__EXERCISE REQUIREMENTS__
A. Please transcribe the stretch of the Cameroon HIV/AIDS article from "The severity of" through "out since 2005.".
B. Write the next part of the Cameroon HIV/AIDS article, picking up after its last sentence.

__TEXT EXCERPT__
- - -

The number of people on anti-retroviral treatment in the country has now increased to over 100,000.


The severity of the AIDS epidemic that affects every continent and especially the poor, its present and foreseeable consequences on the social and political stability of states justify the interest and commitment of the Minister of Public Health, André Mama Fouda. Knowing how central research is to the effective fight against the spread of HIV/AIDS, the Minister joined a team of French and Cameroonian researchers of the “Agence national de recherches sur le sida et les hépatites virales” (ANRS) in Yaounde yesterday November 15 to present research results on HIV/AIDS carried out since 2005.

While appreciating the Franco-Cameroonian partnership, Mr André Mama Fouda said progress has been made in the sector in the past few years. While waiting for preliminary findings of a health result on HIV/AIDS to be made public soon so as to have updates on the prevalence rate in Cameroon, the decentralisation of treatment, as mentioned in the ANRS research results, has gone a long way to increase the number of people taking anti-retrovirals to more than 100,000, he said. The number of deaths resulting from the epidemic has dropped in Cameroon and other countries in the south though over 33 million people continue to live with the disease worldwide.

- - -

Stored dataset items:

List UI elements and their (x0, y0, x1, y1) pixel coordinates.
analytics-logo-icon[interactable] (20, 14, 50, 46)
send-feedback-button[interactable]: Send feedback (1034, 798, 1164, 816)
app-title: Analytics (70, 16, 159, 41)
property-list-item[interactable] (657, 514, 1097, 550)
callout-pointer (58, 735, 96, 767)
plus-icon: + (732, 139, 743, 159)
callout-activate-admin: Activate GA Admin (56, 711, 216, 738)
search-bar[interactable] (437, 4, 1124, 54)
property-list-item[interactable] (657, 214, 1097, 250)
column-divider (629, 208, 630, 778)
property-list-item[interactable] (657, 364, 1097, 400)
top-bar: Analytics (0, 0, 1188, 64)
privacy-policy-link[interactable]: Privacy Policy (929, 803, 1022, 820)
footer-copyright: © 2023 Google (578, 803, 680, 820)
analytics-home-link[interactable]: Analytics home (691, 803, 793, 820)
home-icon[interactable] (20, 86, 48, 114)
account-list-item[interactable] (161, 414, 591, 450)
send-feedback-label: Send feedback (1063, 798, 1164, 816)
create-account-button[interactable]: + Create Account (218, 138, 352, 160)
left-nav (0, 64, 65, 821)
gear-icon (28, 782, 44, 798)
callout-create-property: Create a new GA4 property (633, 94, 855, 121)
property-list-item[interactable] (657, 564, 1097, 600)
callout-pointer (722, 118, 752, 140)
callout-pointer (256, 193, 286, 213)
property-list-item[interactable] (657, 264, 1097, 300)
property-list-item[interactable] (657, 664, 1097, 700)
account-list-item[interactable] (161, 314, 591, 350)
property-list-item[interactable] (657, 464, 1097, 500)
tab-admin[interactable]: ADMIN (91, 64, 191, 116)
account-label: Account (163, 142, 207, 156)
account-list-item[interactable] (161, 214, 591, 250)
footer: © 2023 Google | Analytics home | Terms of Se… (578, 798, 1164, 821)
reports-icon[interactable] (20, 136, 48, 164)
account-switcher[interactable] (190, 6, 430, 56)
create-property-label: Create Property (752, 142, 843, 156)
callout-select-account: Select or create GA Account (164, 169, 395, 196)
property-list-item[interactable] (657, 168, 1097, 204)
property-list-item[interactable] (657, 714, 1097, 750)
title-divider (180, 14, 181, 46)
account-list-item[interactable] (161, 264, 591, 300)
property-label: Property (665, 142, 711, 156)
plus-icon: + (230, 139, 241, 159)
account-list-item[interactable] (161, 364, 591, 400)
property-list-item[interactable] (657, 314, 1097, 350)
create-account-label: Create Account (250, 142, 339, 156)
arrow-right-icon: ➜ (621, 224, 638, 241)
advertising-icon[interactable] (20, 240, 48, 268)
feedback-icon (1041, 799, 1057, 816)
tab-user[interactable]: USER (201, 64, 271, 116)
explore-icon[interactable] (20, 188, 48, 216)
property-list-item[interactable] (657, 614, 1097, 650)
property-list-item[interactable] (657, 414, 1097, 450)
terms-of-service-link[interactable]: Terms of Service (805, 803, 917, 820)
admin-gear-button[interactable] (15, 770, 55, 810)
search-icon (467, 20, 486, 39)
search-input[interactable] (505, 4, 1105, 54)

- - -

__EXPECTED OUTPUTS__
A.
The severity of the AIDS epidemic that affects every continent and especially the poor, its present and foreseeable consequences on the social and political stability of states justify the interest and commitment of the Minister of Public Health, André Mama Fouda. Knowing how central research is to the effective fight against the spread of HIV/AIDS, the Minister joined a team of French and Cameroonian researchers of the “Agence national de recherches sur le sida et les hépatites virales” (ANRS) in Yaounde yesterday November 15 to present research results on HIV/AIDS carried out since 2005.

B.
The Coordinator of ANRS South, Sinata Koulla-Shiro, noted that resistance to drugs, inter-relationship between HIV and SIV (simian immunodeficiency virus), said to emanate from monkeys and the decentralisation programme of anti-retroviral treatment, are some of the areas highlighted by the research. She said the decentralisation of anti-retroviral treatment remains feasible and possible. The drugs used for first and second lines of the disease, are good and need to be continued. Meanwhile, research programmes on emergence of resistant strains of HIV/AIDS is underway, she hinted.

For two days, French and Cameroonian researchers meeting in Yaounde within the framework of the fourth edition of Scientific Days of ANRS will present findings of over 20 research projects carried out in the last five years. “We are also going to look at priority areas the Ministry of Public Health will want us to work on,” said Sinata Koulla-Shiro. She added that they are expecting to work on Hepatitis B.

The French Ambassador to Cameroon, Minister of Women’s Empowerment and the Family, Secretary General in the Ministry of Scientific Research and Innovation and the Director of ANRS joined researchers at the opening ceremony of the event which ends today.